PROBLEM »
Your task is to give the data again, exactly, with every line intact.
-- Start SOURCE RECORDS --
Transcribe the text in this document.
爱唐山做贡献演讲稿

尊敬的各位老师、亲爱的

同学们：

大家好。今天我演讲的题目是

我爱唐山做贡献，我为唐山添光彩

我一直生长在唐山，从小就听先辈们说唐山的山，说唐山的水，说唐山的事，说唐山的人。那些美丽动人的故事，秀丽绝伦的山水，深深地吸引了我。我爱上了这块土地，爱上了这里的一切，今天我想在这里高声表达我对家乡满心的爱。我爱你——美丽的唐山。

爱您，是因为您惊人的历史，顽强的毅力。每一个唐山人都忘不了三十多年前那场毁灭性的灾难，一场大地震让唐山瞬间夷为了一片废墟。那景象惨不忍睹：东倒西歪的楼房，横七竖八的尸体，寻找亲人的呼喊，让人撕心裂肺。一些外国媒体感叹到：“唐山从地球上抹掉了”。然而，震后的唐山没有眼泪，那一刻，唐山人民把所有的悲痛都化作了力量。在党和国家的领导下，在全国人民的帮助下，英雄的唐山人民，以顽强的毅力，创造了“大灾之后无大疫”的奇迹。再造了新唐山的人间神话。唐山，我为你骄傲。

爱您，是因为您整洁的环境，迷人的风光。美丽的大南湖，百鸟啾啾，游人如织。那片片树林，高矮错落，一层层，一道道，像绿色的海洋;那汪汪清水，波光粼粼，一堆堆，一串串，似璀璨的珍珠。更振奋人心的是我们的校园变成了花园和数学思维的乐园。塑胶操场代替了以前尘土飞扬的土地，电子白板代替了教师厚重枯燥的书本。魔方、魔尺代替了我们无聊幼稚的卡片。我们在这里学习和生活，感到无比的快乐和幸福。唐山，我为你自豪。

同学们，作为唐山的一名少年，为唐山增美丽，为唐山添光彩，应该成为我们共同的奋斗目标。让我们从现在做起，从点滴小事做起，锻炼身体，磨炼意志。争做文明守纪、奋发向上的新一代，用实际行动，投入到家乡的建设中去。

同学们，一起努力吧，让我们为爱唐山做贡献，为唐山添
-- End SOURCE RECORDS --
RESPONSE FOR THIS EXERCISE »
Transcribe the text in this document.
爱唐山做贡献演讲稿

尊敬的各位老师、亲爱的

同学们：

大家好。今天我演讲的题目是

我爱唐山做贡献，我为唐山添光彩

我一直生长在唐山，从小就听先辈们说唐山的山，说唐山的水，说唐山的事，说唐山的人。那些美丽动人的故事，秀丽绝伦的山水，深深地吸引了我。我爱上了这块土地，爱上了这里的一切，今天我想在这里高声表达我对家乡满心的爱。我爱你——美丽的唐山。

爱您，是因为您惊人的历史，顽强的毅力。每一个唐山人都忘不了三十多年前那场毁灭性的灾难，一场大地震让唐山瞬间夷为了一片废墟。那景象惨不忍睹：东倒西歪的楼房，横七竖八的尸体，寻找亲人的呼喊，让人撕心裂肺。一些外国媒体感叹到：“唐山从地球上抹掉了”。然而，震后的唐山没有眼泪，那一刻，唐山人民把所有的悲痛都化作了力量。在党和国家的领导下，在全国人民的帮助下，英雄的唐山人民，以顽强的毅力，创造了“大灾之后无大疫”的奇迹。再造了新唐山的人间神话。唐山，我为你骄傲。

爱您，是因为您整洁的环境，迷人的风光。美丽的大南湖，百鸟啾啾，游人如织。那片片树林，高矮错落，一层层，一道道，像绿色的海洋;那汪汪清水，波光粼粼，一堆堆，一串串，似璀璨的珍珠。更振奋人心的是我们的校园变成了花园和数学思维的乐园。塑胶操场代替了以前尘土飞扬的土地，电子白板代替了教师厚重枯燥的书本。魔方、魔尺代替了我们无聊幼稚的卡片。我们在这里学习和生活，感到无比的快乐和幸福。唐山，我为你自豪。

同学们，作为唐山的一名少年，为唐山增美丽，为唐山添光彩，应该成为我们共同的奋斗目标。让我们从现在做起，从点滴小事做起，锻炼身体，磨炼意志。争做文明守纪、奋发向上的新一代，用实际行动，投入到家乡的建设中去。

同学们，一起努力吧，让我们为爱唐山做贡献，为唐山添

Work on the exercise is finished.